*Directive*: What is the number of lines containing the string "JSON"? Answer with the number only.

[Entries from a visual dataset]
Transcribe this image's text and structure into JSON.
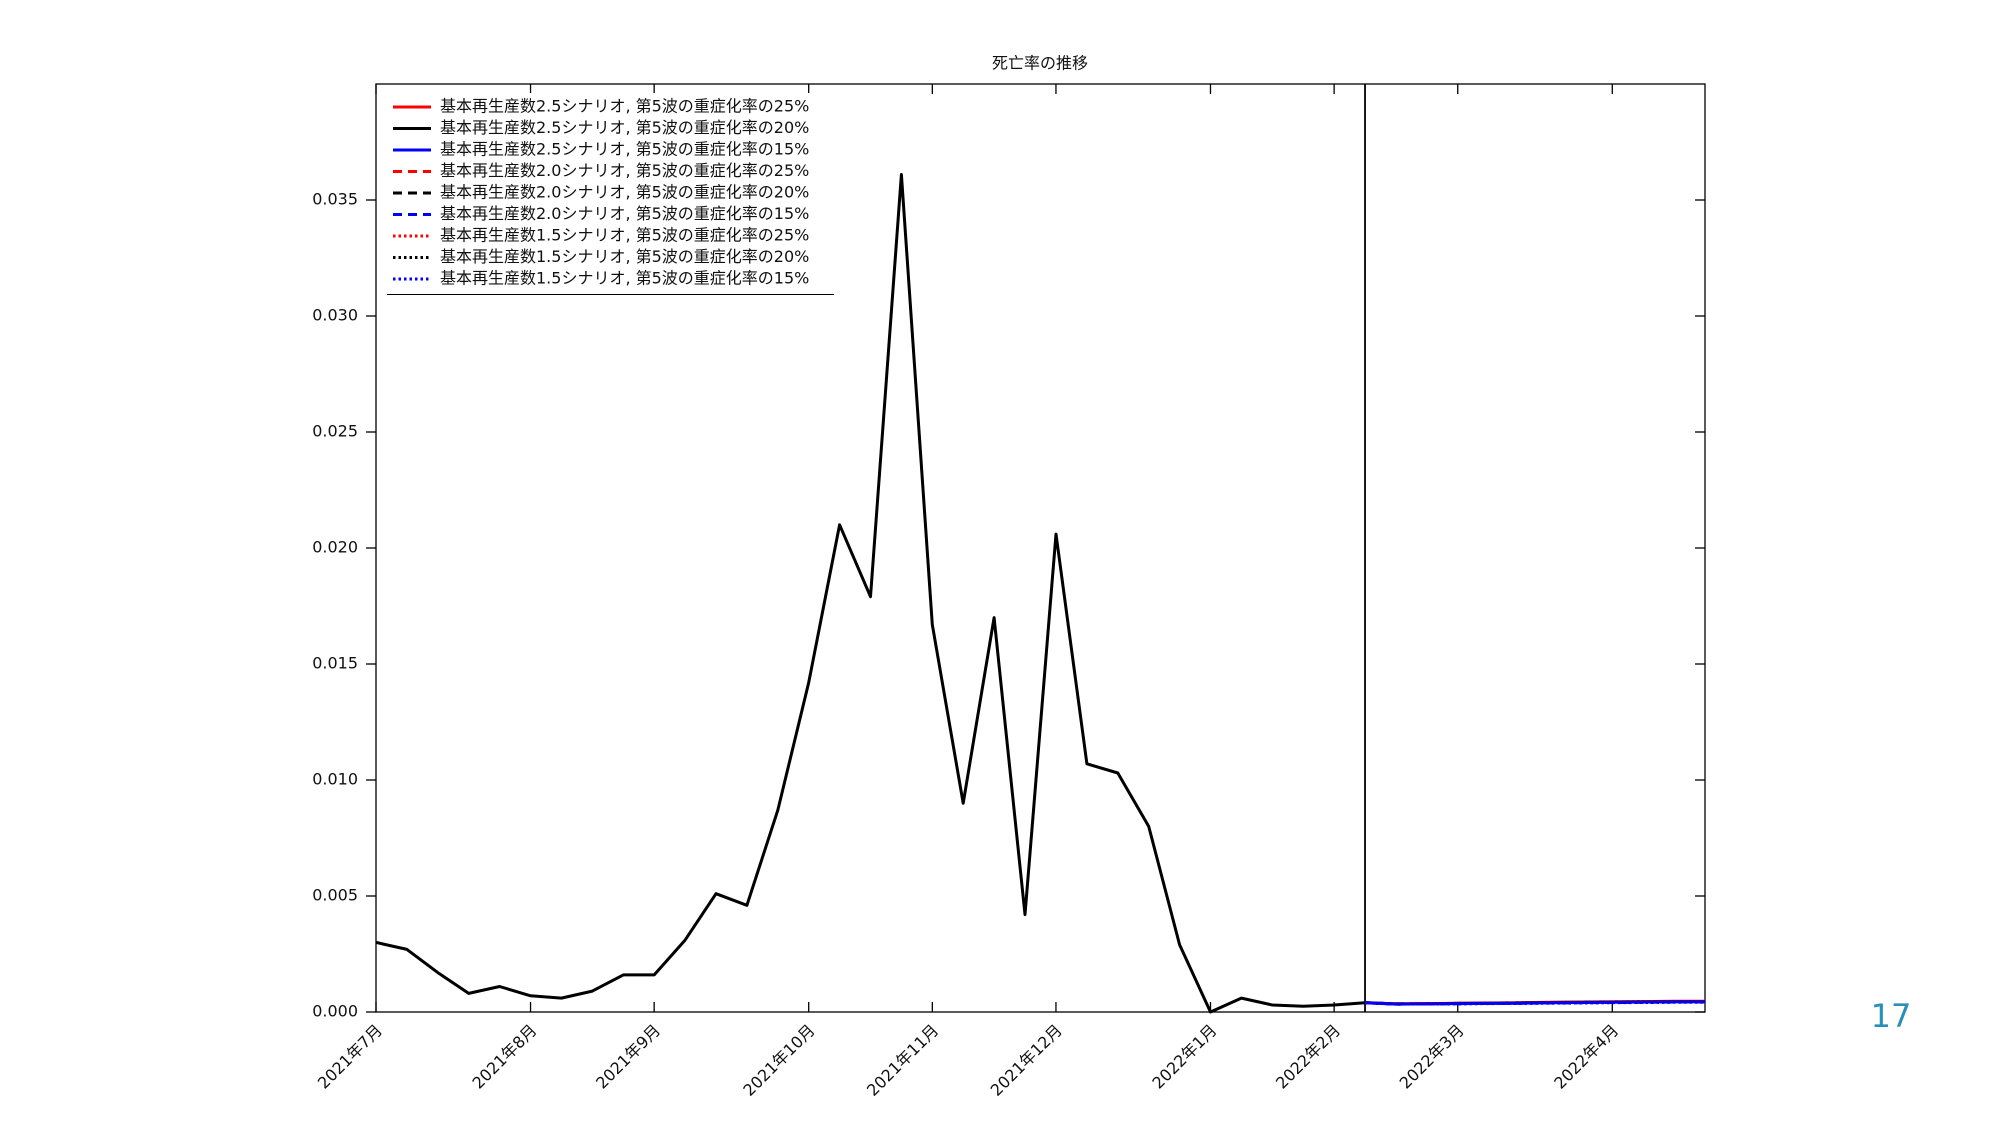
{
  "chart_data": {
    "type": "line",
    "title": "死亡率の推移",
    "categories": [
      "2021年7月",
      null,
      null,
      null,
      null,
      "2021年8月",
      null,
      null,
      null,
      "2021年9月",
      null,
      null,
      null,
      null,
      "2021年10月",
      null,
      null,
      null,
      "2021年11月",
      null,
      null,
      null,
      "2021年12月",
      null,
      null,
      null,
      null,
      "2022年1月",
      null,
      null,
      null,
      "2022年2月",
      null,
      null,
      null,
      "2022年3月",
      null,
      null,
      null,
      null,
      "2022年4月",
      null,
      null,
      null
    ],
    "xlim": [
      0,
      43
    ],
    "ylim": [
      0,
      0.04
    ],
    "yticks": [
      {
        "value": 0,
        "label": "0.000"
      },
      {
        "value": 0.005,
        "label": "0.005"
      },
      {
        "value": 0.01,
        "label": "0.010"
      },
      {
        "value": 0.015,
        "label": "0.015"
      },
      {
        "value": 0.02,
        "label": "0.020"
      },
      {
        "value": 0.025,
        "label": "0.025"
      },
      {
        "value": 0.03,
        "label": "0.030"
      },
      {
        "value": 0.035,
        "label": "0.035"
      }
    ],
    "vline": 32,
    "legend": "upper left",
    "series": [
      {
        "name": "基本再生産数2.5シナリオ, 第5波の重症化率の25%",
        "color": "#ff0000",
        "style": "solid",
        "values": [
          null,
          null,
          null,
          null,
          null,
          null,
          null,
          null,
          null,
          null,
          null,
          null,
          null,
          null,
          null,
          null,
          null,
          null,
          null,
          null,
          null,
          null,
          null,
          null,
          null,
          null,
          null,
          null,
          null,
          null,
          null,
          null,
          0.0004,
          0.00035,
          0.00036,
          0.00038,
          0.00039,
          0.0004,
          0.00042,
          0.00043,
          0.00044,
          0.00045,
          0.00046,
          0.00046
        ]
      },
      {
        "name": "基本再生産数2.5シナリオ, 第5波の重症化率の20%",
        "color": "#000000",
        "style": "solid",
        "values": [
          0.003,
          0.0027,
          0.0017,
          0.0008,
          0.0011,
          0.0007,
          0.0006,
          0.0009,
          0.0016,
          0.0016,
          0.0031,
          0.0051,
          0.0046,
          0.0087,
          0.0142,
          0.021,
          0.0179,
          0.0361,
          0.0167,
          0.009,
          0.017,
          0.0042,
          0.0206,
          0.0107,
          0.0103,
          0.008,
          0.0029,
          0.0,
          0.0006,
          0.0003,
          0.00025,
          0.0003,
          0.0004,
          0.00035,
          0.00035,
          0.00037,
          0.00038,
          0.00039,
          0.00041,
          0.00042,
          0.00043,
          0.00044,
          0.00045,
          0.00045
        ]
      },
      {
        "name": "基本再生産数2.5シナリオ, 第5波の重症化率の15%",
        "color": "#0000ff",
        "style": "solid",
        "values": [
          null,
          null,
          null,
          null,
          null,
          null,
          null,
          null,
          null,
          null,
          null,
          null,
          null,
          null,
          null,
          null,
          null,
          null,
          null,
          null,
          null,
          null,
          null,
          null,
          null,
          null,
          null,
          null,
          null,
          null,
          null,
          null,
          0.0004,
          0.00034,
          0.00035,
          0.00036,
          0.00037,
          0.00038,
          0.0004,
          0.00041,
          0.00042,
          0.00043,
          0.00044,
          0.00044
        ]
      },
      {
        "name": "基本再生産数2.0シナリオ, 第5波の重症化率の25%",
        "color": "#ff0000",
        "style": "dashed",
        "values": [
          null,
          null,
          null,
          null,
          null,
          null,
          null,
          null,
          null,
          null,
          null,
          null,
          null,
          null,
          null,
          null,
          null,
          null,
          null,
          null,
          null,
          null,
          null,
          null,
          null,
          null,
          null,
          null,
          null,
          null,
          null,
          null,
          0.0004,
          0.00035,
          0.00036,
          0.00037,
          0.00038,
          0.0004,
          0.00041,
          0.00042,
          0.00043,
          0.00044,
          0.00045,
          0.00045
        ]
      },
      {
        "name": "基本再生産数2.0シナリオ, 第5波の重症化率の20%",
        "color": "#000000",
        "style": "dashed",
        "values": [
          null,
          null,
          null,
          null,
          null,
          null,
          null,
          null,
          null,
          null,
          null,
          null,
          null,
          null,
          null,
          null,
          null,
          null,
          null,
          null,
          null,
          null,
          null,
          null,
          null,
          null,
          null,
          null,
          null,
          null,
          null,
          null,
          0.0004,
          0.00035,
          0.00035,
          0.00036,
          0.00038,
          0.00039,
          0.0004,
          0.00041,
          0.00042,
          0.00043,
          0.00044,
          0.00044
        ]
      },
      {
        "name": "基本再生産数2.0シナリオ, 第5波の重症化率の15%",
        "color": "#0000ff",
        "style": "dashed",
        "values": [
          null,
          null,
          null,
          null,
          null,
          null,
          null,
          null,
          null,
          null,
          null,
          null,
          null,
          null,
          null,
          null,
          null,
          null,
          null,
          null,
          null,
          null,
          null,
          null,
          null,
          null,
          null,
          null,
          null,
          null,
          null,
          null,
          0.0004,
          0.00034,
          0.00035,
          0.00036,
          0.00037,
          0.00038,
          0.00039,
          0.0004,
          0.00041,
          0.00042,
          0.00043,
          0.00043
        ]
      },
      {
        "name": "基本再生産数1.5シナリオ, 第5波の重症化率の25%",
        "color": "#ff0000",
        "style": "dotted",
        "values": [
          null,
          null,
          null,
          null,
          null,
          null,
          null,
          null,
          null,
          null,
          null,
          null,
          null,
          null,
          null,
          null,
          null,
          null,
          null,
          null,
          null,
          null,
          null,
          null,
          null,
          null,
          null,
          null,
          null,
          null,
          null,
          null,
          0.0004,
          0.00035,
          0.00036,
          0.00037,
          0.00038,
          0.00039,
          0.0004,
          0.00041,
          0.00042,
          0.00043,
          0.00044,
          0.00044
        ]
      },
      {
        "name": "基本再生産数1.5シナリオ, 第5波の重症化率の20%",
        "color": "#000000",
        "style": "dotted",
        "values": [
          null,
          null,
          null,
          null,
          null,
          null,
          null,
          null,
          null,
          null,
          null,
          null,
          null,
          null,
          null,
          null,
          null,
          null,
          null,
          null,
          null,
          null,
          null,
          null,
          null,
          null,
          null,
          null,
          null,
          null,
          null,
          null,
          0.0004,
          0.00034,
          0.00035,
          0.00036,
          0.00037,
          0.00038,
          0.00039,
          0.0004,
          0.00041,
          0.00042,
          0.00043,
          0.00043
        ]
      },
      {
        "name": "基本再生産数1.5シナリオ, 第5波の重症化率の15%",
        "color": "#0000ff",
        "style": "dotted",
        "values": [
          null,
          null,
          null,
          null,
          null,
          null,
          null,
          null,
          null,
          null,
          null,
          null,
          null,
          null,
          null,
          null,
          null,
          null,
          null,
          null,
          null,
          null,
          null,
          null,
          null,
          null,
          null,
          null,
          null,
          null,
          null,
          null,
          0.0004,
          0.00034,
          0.00035,
          0.00035,
          0.00036,
          0.00037,
          0.00038,
          0.00039,
          0.0004,
          0.00041,
          0.00042,
          0.00042
        ]
      }
    ]
  },
  "page_number": "17"
}
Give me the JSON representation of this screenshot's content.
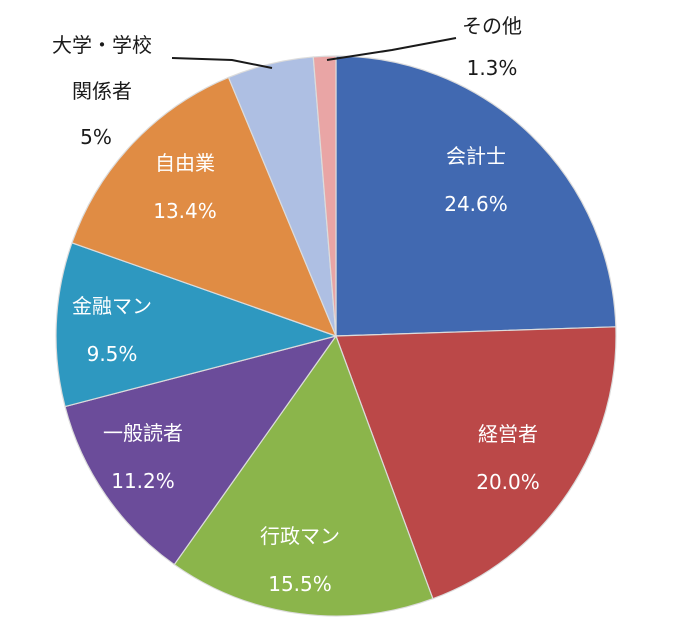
{
  "chart_data": {
    "type": "pie",
    "start_angle_deg": 0,
    "direction": "clockwise",
    "slices": [
      {
        "label": "会計士",
        "value": 24.6,
        "value_label": "24.6%",
        "color": "#4169b1",
        "label_color": "#ffffff"
      },
      {
        "label": "経営者",
        "value": 20.0,
        "value_label": "20.0%",
        "color": "#bb4848",
        "label_color": "#ffffff"
      },
      {
        "label": "行政マン",
        "value": 15.5,
        "value_label": "15.5%",
        "color": "#8bb54b",
        "label_color": "#ffffff"
      },
      {
        "label": "一般読者",
        "value": 11.2,
        "value_label": "11.2%",
        "color": "#6b4c9a",
        "label_color": "#ffffff"
      },
      {
        "label": "金融マン",
        "value": 9.5,
        "value_label": "9.5%",
        "color": "#2e98c0",
        "label_color": "#ffffff"
      },
      {
        "label": "自由業",
        "value": 13.4,
        "value_label": "13.4%",
        "color": "#e08c44",
        "label_color": "#ffffff"
      },
      {
        "label": "大学・学校\n関係者",
        "value": 5,
        "value_label": "5%",
        "color": "#aebfe3",
        "label_color": "#1a1a1a",
        "outside": true
      },
      {
        "label": "その他",
        "value": 1.3,
        "value_label": "1.3%",
        "color": "#e9a5a5",
        "label_color": "#1a1a1a",
        "outside": true
      }
    ]
  }
}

*Task response*: 2